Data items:
start

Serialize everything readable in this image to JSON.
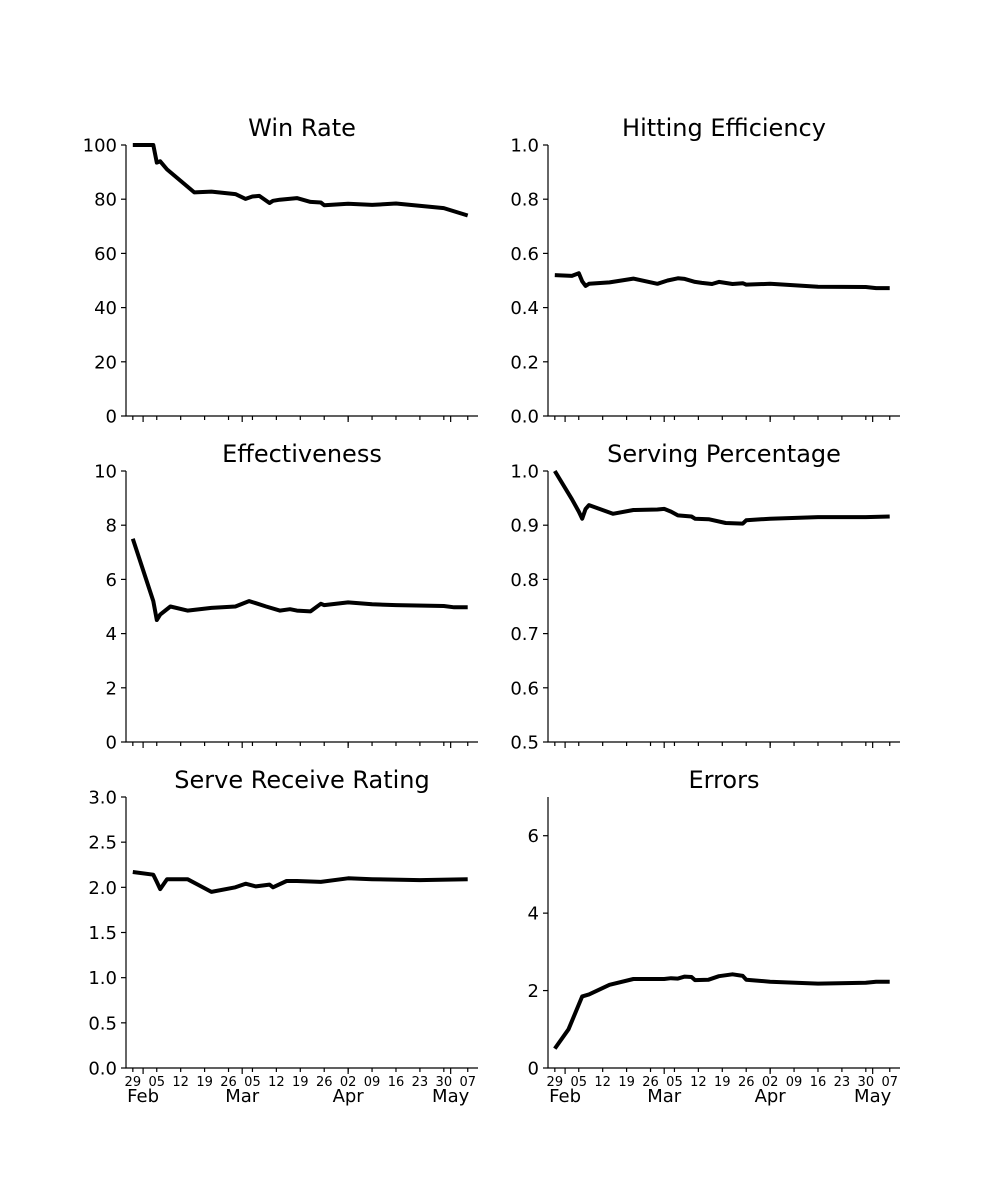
{
  "chart_data": [
    {
      "type": "line",
      "title": "Win Rate",
      "ylim": [
        0,
        100
      ],
      "yticks": [
        "0",
        "20",
        "40",
        "60",
        "80",
        "100"
      ],
      "x": [
        "2024-01-29",
        "2024-02-04",
        "2024-02-05",
        "2024-02-06",
        "2024-02-08",
        "2024-02-16",
        "2024-02-21",
        "2024-02-28",
        "2024-03-02",
        "2024-03-04",
        "2024-03-06",
        "2024-03-09",
        "2024-03-10",
        "2024-03-12",
        "2024-03-17",
        "2024-03-21",
        "2024-03-24",
        "2024-03-25",
        "2024-04-01",
        "2024-04-08",
        "2024-04-15",
        "2024-04-29",
        "2024-05-06"
      ],
      "series": [
        {
          "values": [
            100,
            100,
            93.5,
            94,
            91,
            82.5,
            82.8,
            81.9,
            80.1,
            81,
            81.2,
            78.6,
            79.4,
            79.8,
            80.4,
            79,
            78.8,
            77.8,
            78.3,
            77.9,
            78.4,
            76.7,
            74
          ]
        }
      ]
    },
    {
      "type": "line",
      "title": "Hitting Efficiency",
      "ylim": [
        0,
        1
      ],
      "yticks": [
        "0.0",
        "0.2",
        "0.4",
        "0.6",
        "0.8",
        "1.0"
      ],
      "x": [
        "2024-01-29",
        "2024-02-03",
        "2024-02-05",
        "2024-02-06",
        "2024-02-07",
        "2024-02-08",
        "2024-02-14",
        "2024-02-21",
        "2024-02-28",
        "2024-03-02",
        "2024-03-05",
        "2024-03-07",
        "2024-03-10",
        "2024-03-12",
        "2024-03-15",
        "2024-03-17",
        "2024-03-21",
        "2024-03-24",
        "2024-03-25",
        "2024-04-01",
        "2024-04-15",
        "2024-04-29",
        "2024-05-02",
        "2024-05-06"
      ],
      "series": [
        {
          "values": [
            0.52,
            0.517,
            0.527,
            0.497,
            0.48,
            0.488,
            0.493,
            0.507,
            0.488,
            0.5,
            0.508,
            0.506,
            0.495,
            0.491,
            0.487,
            0.495,
            0.487,
            0.49,
            0.485,
            0.488,
            0.477,
            0.476,
            0.472,
            0.472
          ]
        }
      ]
    },
    {
      "type": "line",
      "title": "Effectiveness",
      "ylim": [
        0,
        10
      ],
      "yticks": [
        "0",
        "2",
        "4",
        "6",
        "8",
        "10"
      ],
      "x": [
        "2024-01-29",
        "2024-02-04",
        "2024-02-05",
        "2024-02-06",
        "2024-02-09",
        "2024-02-14",
        "2024-02-21",
        "2024-02-28",
        "2024-03-03",
        "2024-03-05",
        "2024-03-08",
        "2024-03-12",
        "2024-03-15",
        "2024-03-17",
        "2024-03-21",
        "2024-03-24",
        "2024-03-25",
        "2024-04-01",
        "2024-04-08",
        "2024-04-15",
        "2024-04-29",
        "2024-05-02",
        "2024-05-06"
      ],
      "series": [
        {
          "values": [
            7.5,
            5.2,
            4.5,
            4.7,
            5.0,
            4.85,
            4.95,
            5.0,
            5.2,
            5.12,
            5.0,
            4.85,
            4.9,
            4.85,
            4.82,
            5.1,
            5.05,
            5.15,
            5.08,
            5.05,
            5.02,
            4.97,
            4.97
          ]
        }
      ]
    },
    {
      "type": "line",
      "title": "Serving Percentage",
      "ylim": [
        0.5,
        1.0
      ],
      "yticks": [
        "0.5",
        "0.6",
        "0.7",
        "0.8",
        "0.9",
        "1.0"
      ],
      "x": [
        "2024-01-29",
        "2024-02-03",
        "2024-02-05",
        "2024-02-06",
        "2024-02-07",
        "2024-02-08",
        "2024-02-15",
        "2024-02-21",
        "2024-02-28",
        "2024-03-01",
        "2024-03-03",
        "2024-03-05",
        "2024-03-09",
        "2024-03-10",
        "2024-03-14",
        "2024-03-19",
        "2024-03-24",
        "2024-03-25",
        "2024-04-01",
        "2024-04-15",
        "2024-04-29",
        "2024-05-06"
      ],
      "series": [
        {
          "values": [
            1.0,
            0.948,
            0.925,
            0.912,
            0.93,
            0.937,
            0.921,
            0.928,
            0.929,
            0.93,
            0.925,
            0.918,
            0.916,
            0.912,
            0.911,
            0.904,
            0.903,
            0.909,
            0.912,
            0.915,
            0.915,
            0.916
          ]
        }
      ]
    },
    {
      "type": "line",
      "title": "Serve Receive Rating",
      "ylim": [
        0,
        3
      ],
      "yticks": [
        "0.0",
        "0.5",
        "1.0",
        "1.5",
        "2.0",
        "2.5",
        "3.0"
      ],
      "x": [
        "2024-01-29",
        "2024-02-04",
        "2024-02-05",
        "2024-02-06",
        "2024-02-08",
        "2024-02-14",
        "2024-02-17",
        "2024-02-21",
        "2024-02-28",
        "2024-03-02",
        "2024-03-05",
        "2024-03-09",
        "2024-03-10",
        "2024-03-14",
        "2024-03-17",
        "2024-03-24",
        "2024-04-01",
        "2024-04-08",
        "2024-04-22",
        "2024-05-06"
      ],
      "series": [
        {
          "values": [
            2.17,
            2.14,
            2.06,
            1.98,
            2.09,
            2.09,
            2.03,
            1.95,
            2.0,
            2.04,
            2.01,
            2.03,
            2.0,
            2.07,
            2.07,
            2.06,
            2.1,
            2.09,
            2.08,
            2.09
          ]
        }
      ]
    },
    {
      "type": "line",
      "title": "Errors",
      "ylim": [
        0,
        7
      ],
      "yticks": [
        "0",
        "2",
        "4",
        "6"
      ],
      "x": [
        "2024-01-29",
        "2024-02-02",
        "2024-02-06",
        "2024-02-08",
        "2024-02-14",
        "2024-02-21",
        "2024-02-28",
        "2024-03-01",
        "2024-03-03",
        "2024-03-05",
        "2024-03-07",
        "2024-03-09",
        "2024-03-10",
        "2024-03-14",
        "2024-03-17",
        "2024-03-21",
        "2024-03-24",
        "2024-03-25",
        "2024-04-01",
        "2024-04-15",
        "2024-04-29",
        "2024-05-02",
        "2024-05-06"
      ],
      "series": [
        {
          "values": [
            0.5,
            1.0,
            1.85,
            1.9,
            2.15,
            2.3,
            2.3,
            2.3,
            2.32,
            2.31,
            2.36,
            2.35,
            2.27,
            2.28,
            2.37,
            2.42,
            2.38,
            2.28,
            2.23,
            2.18,
            2.2,
            2.23,
            2.23
          ]
        }
      ]
    }
  ],
  "x_axis": {
    "day_ticks": [
      {
        "date": "2024-01-29",
        "label": "29"
      },
      {
        "date": "2024-02-05",
        "label": "05"
      },
      {
        "date": "2024-02-12",
        "label": "12"
      },
      {
        "date": "2024-02-19",
        "label": "19"
      },
      {
        "date": "2024-02-26",
        "label": "26"
      },
      {
        "date": "2024-03-04",
        "label": "05"
      },
      {
        "date": "2024-03-11",
        "label": "12"
      },
      {
        "date": "2024-03-18",
        "label": "19"
      },
      {
        "date": "2024-03-25",
        "label": "26"
      },
      {
        "date": "2024-04-01",
        "label": "02"
      },
      {
        "date": "2024-04-08",
        "label": "09"
      },
      {
        "date": "2024-04-15",
        "label": "16"
      },
      {
        "date": "2024-04-22",
        "label": "23"
      },
      {
        "date": "2024-04-29",
        "label": "30"
      },
      {
        "date": "2024-05-06",
        "label": "07"
      }
    ],
    "month_ticks": [
      {
        "date": "2024-02-01",
        "label": "Feb"
      },
      {
        "date": "2024-03-01",
        "label": "Mar"
      },
      {
        "date": "2024-04-01",
        "label": "Apr"
      },
      {
        "date": "2024-05-01",
        "label": "May"
      }
    ],
    "xlim": [
      "2024-01-27",
      "2024-05-09"
    ]
  },
  "colors": {
    "line": "#000000",
    "axis": "#000000",
    "background": "#ffffff"
  }
}
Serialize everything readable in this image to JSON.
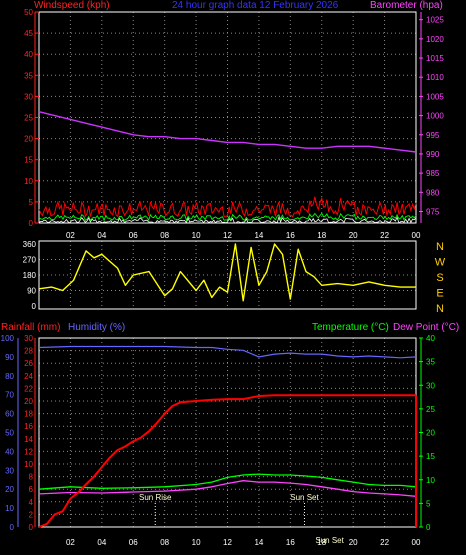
{
  "chart_data": [
    {
      "type": "line",
      "panel": "wind_baro",
      "ylabel_left": "Windspeed (kph)",
      "ylabel_right": "Barometer (hpa)",
      "title": "24 hour graph data   12 February 2026",
      "left_ticks": [
        "0",
        "5",
        "10",
        "15",
        "20",
        "25",
        "30",
        "35",
        "40",
        "45",
        "50"
      ],
      "right_ticks": [
        "975",
        "980",
        "985",
        "990",
        "995",
        "1000",
        "1005",
        "1010",
        "1015",
        "1020",
        "1025"
      ],
      "x_ticks": [
        "02",
        "04",
        "06",
        "08",
        "10",
        "12",
        "14",
        "16",
        "18",
        "20",
        "22",
        "00"
      ],
      "ylim_left": [
        0,
        50
      ],
      "ylim_right": [
        972,
        1027
      ],
      "colors": {
        "wind": "#ff0000",
        "gust": "#ffffff",
        "avg": "#00ff00",
        "baro": "#cc33ff",
        "left_axis": "#ff2222",
        "right_axis": "#ff44ff"
      },
      "series": [
        {
          "name": "Barometer",
          "axis": "right",
          "x": [
            0,
            1,
            2,
            3,
            4,
            5,
            6,
            7,
            8,
            9,
            10,
            11,
            12,
            13,
            14,
            15,
            16,
            17,
            18,
            19,
            20,
            21,
            22,
            23,
            24
          ],
          "values": [
            1001,
            1000,
            999,
            998,
            997,
            996,
            995,
            994.5,
            994.5,
            994,
            994,
            993.5,
            993,
            993,
            992.5,
            992.5,
            992,
            991.5,
            991.5,
            992,
            992,
            992,
            991.5,
            991,
            990.5
          ]
        }
      ]
    },
    {
      "type": "line",
      "panel": "wind_direction",
      "left_ticks": [
        "0",
        "90",
        "180",
        "270",
        "360"
      ],
      "compass_labels": [
        "N",
        "W",
        "S",
        "E",
        "N"
      ],
      "ylim": [
        0,
        360
      ],
      "x_ticks": [
        "02",
        "04",
        "06",
        "08",
        "10",
        "12",
        "14",
        "16",
        "18",
        "20",
        "22",
        "00"
      ],
      "color": "#ffff00",
      "series": [
        {
          "name": "Direction",
          "x": [
            0,
            0.8,
            1.5,
            2.2,
            3.0,
            3.5,
            4.0,
            5.0,
            5.5,
            6.0,
            7.0,
            8.0,
            8.5,
            9.0,
            10.0,
            10.5,
            11.0,
            11.5,
            12.0,
            12.5,
            13.0,
            13.5,
            14.0,
            14.5,
            15.0,
            15.5,
            16.0,
            16.5,
            17.0,
            17.5,
            18.0,
            19.0,
            20.0,
            21.0,
            22.0,
            23.0,
            24.0
          ],
          "values": [
            100,
            110,
            90,
            150,
            320,
            280,
            300,
            220,
            120,
            180,
            200,
            60,
            100,
            200,
            90,
            150,
            50,
            110,
            80,
            360,
            30,
            340,
            120,
            200,
            360,
            300,
            40,
            330,
            200,
            170,
            120,
            130,
            120,
            140,
            120,
            110,
            110
          ]
        }
      ]
    },
    {
      "type": "line",
      "panel": "rain_hum_temp",
      "labels": {
        "rainfall": "Rainfall (mm)",
        "humidity": "Humidity (%)",
        "temperature": "Temperature (°C)",
        "dewpoint": "Dew Point (°C)"
      },
      "humidity_ticks": [
        "0",
        "10",
        "20",
        "30",
        "40",
        "50",
        "60",
        "70",
        "80",
        "90",
        "100"
      ],
      "rain_ticks": [
        "0",
        "2",
        "4",
        "6",
        "8",
        "10",
        "12",
        "14",
        "16",
        "18",
        "20",
        "22",
        "24",
        "26",
        "28",
        "30"
      ],
      "temp_ticks": [
        "0",
        "5",
        "10",
        "15",
        "20",
        "25",
        "30",
        "35",
        "40"
      ],
      "x_ticks": [
        "02",
        "04",
        "06",
        "08",
        "10",
        "12",
        "14",
        "16",
        "18",
        "20",
        "22",
        "00"
      ],
      "annotations": [
        "Sun Rise",
        "Sun Set",
        "Sun Set"
      ],
      "ylim_rain": [
        0,
        30
      ],
      "ylim_temp": [
        0,
        40
      ],
      "ylim_hum": [
        0,
        100
      ],
      "colors": {
        "rain": "#ff0000",
        "humidity": "#6666ff",
        "temp": "#00ff00",
        "dew": "#ff44ff"
      },
      "series": [
        {
          "name": "Rainfall",
          "axis": "rain",
          "x": [
            0,
            0.5,
            1.0,
            1.5,
            2.0,
            2.5,
            3.0,
            3.5,
            4.0,
            4.5,
            5.0,
            5.5,
            6.0,
            6.5,
            7.0,
            7.5,
            8.0,
            8.5,
            9.0,
            10.0,
            11.0,
            12.0,
            13.0,
            14.0,
            15.0,
            16.0,
            17.0,
            18.0,
            20.0,
            22.0,
            24.0
          ],
          "values": [
            0,
            0.5,
            2,
            2.5,
            4.5,
            5.5,
            6.8,
            8,
            9.5,
            11,
            12.2,
            12.8,
            13.6,
            14.2,
            15.2,
            16.5,
            18,
            19.2,
            19.8,
            20,
            20.2,
            20.3,
            20.3,
            20.8,
            20.9,
            20.9,
            20.9,
            20.9,
            20.9,
            20.9,
            20.9
          ]
        },
        {
          "name": "Humidity",
          "axis": "hum",
          "x": [
            0,
            2,
            4,
            6,
            8,
            10,
            11,
            12,
            13,
            14,
            15,
            16,
            17,
            18,
            19,
            20,
            21,
            22,
            23,
            24
          ],
          "values": [
            95,
            95.5,
            95.5,
            95.5,
            95.5,
            95,
            95,
            94,
            93.5,
            90,
            91.5,
            92,
            91.5,
            91.5,
            90.5,
            90,
            90.5,
            90,
            89.5,
            90
          ]
        },
        {
          "name": "Temperature",
          "axis": "temp",
          "x": [
            0,
            2,
            4,
            6,
            8,
            10,
            11,
            12,
            13,
            14,
            15,
            16,
            17,
            18,
            19,
            20,
            21,
            22,
            23,
            24
          ],
          "values": [
            8,
            8.5,
            8.2,
            8.3,
            8.5,
            9,
            9.5,
            10.5,
            11,
            11.2,
            11,
            11,
            10.8,
            10.5,
            10,
            9.5,
            9,
            8.8,
            8.8,
            8.5
          ]
        },
        {
          "name": "Dew Point",
          "axis": "temp",
          "x": [
            0,
            2,
            4,
            6,
            8,
            10,
            11,
            12,
            13,
            14,
            15,
            16,
            17,
            18,
            19,
            20,
            21,
            22,
            23,
            24
          ],
          "values": [
            7,
            7.3,
            7.2,
            7.4,
            7.6,
            8,
            8.5,
            9.2,
            9.8,
            9.5,
            9.5,
            9.3,
            9,
            8.5,
            8,
            7.5,
            7.2,
            7,
            6.8,
            6.5
          ]
        }
      ]
    }
  ]
}
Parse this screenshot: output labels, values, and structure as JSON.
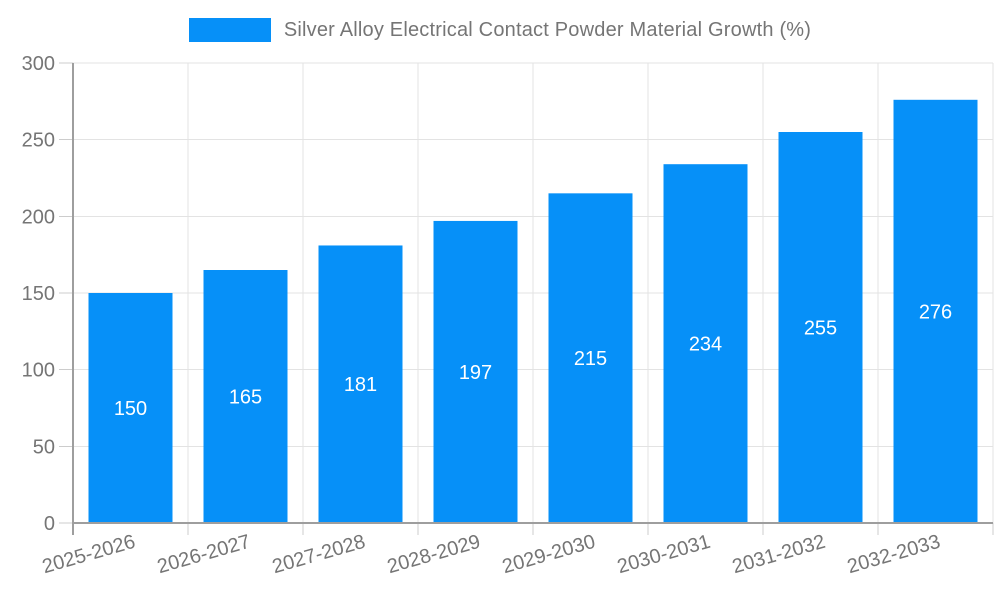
{
  "chart_data": {
    "type": "bar",
    "title": "Silver Alloy Electrical Contact Powder Material Growth (%)",
    "xlabel": "",
    "ylabel": "",
    "categories": [
      "2025-2026",
      "2026-2027",
      "2027-2028",
      "2028-2029",
      "2029-2030",
      "2030-2031",
      "2031-2032",
      "2032-2033"
    ],
    "series": [
      {
        "name": "Silver Alloy Electrical Contact Powder Material Growth (%)",
        "values": [
          150,
          165,
          181,
          197,
          215,
          234,
          255,
          276
        ]
      }
    ],
    "value_labels_shown": true,
    "ylim": [
      0,
      300
    ],
    "yticks": [
      0,
      50,
      100,
      150,
      200,
      250,
      300
    ],
    "grid": true,
    "legend_position": "top-center",
    "x_label_rotation_deg": -16,
    "colors": {
      "bar": "#0690f8",
      "value_label": "#ffffff",
      "axis_text": "#757575",
      "axis_line": "#9e9e9e",
      "grid_line": "#e3e3e3",
      "tick_line": "#cccccc"
    }
  },
  "legend": {
    "label": "Silver Alloy Electrical Contact Powder Material Growth (%)"
  }
}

end

EXERCISE DETAILS: Pictures are not part of the copy. Extract exactly the lines from the line containing "Parse this screenshot: output" through the final line of the entries above, both included.

WRITTEN RESPONSE:
Parse this screenshot: output labels, values, and structure as JSON.
{
  "chart_data": {
    "type": "bar",
    "title": "Silver Alloy Electrical Contact Powder Material Growth (%)",
    "xlabel": "",
    "ylabel": "",
    "categories": [
      "2025-2026",
      "2026-2027",
      "2027-2028",
      "2028-2029",
      "2029-2030",
      "2030-2031",
      "2031-2032",
      "2032-2033"
    ],
    "series": [
      {
        "name": "Silver Alloy Electrical Contact Powder Material Growth (%)",
        "values": [
          150,
          165,
          181,
          197,
          215,
          234,
          255,
          276
        ]
      }
    ],
    "value_labels_shown": true,
    "ylim": [
      0,
      300
    ],
    "yticks": [
      0,
      50,
      100,
      150,
      200,
      250,
      300
    ],
    "grid": true,
    "legend_position": "top-center",
    "x_label_rotation_deg": -16,
    "colors": {
      "bar": "#0690f8",
      "value_label": "#ffffff",
      "axis_text": "#757575",
      "axis_line": "#9e9e9e",
      "grid_line": "#e3e3e3",
      "tick_line": "#cccccc"
    }
  },
  "legend": {
    "label": "Silver Alloy Electrical Contact Powder Material Growth (%)"
  }
}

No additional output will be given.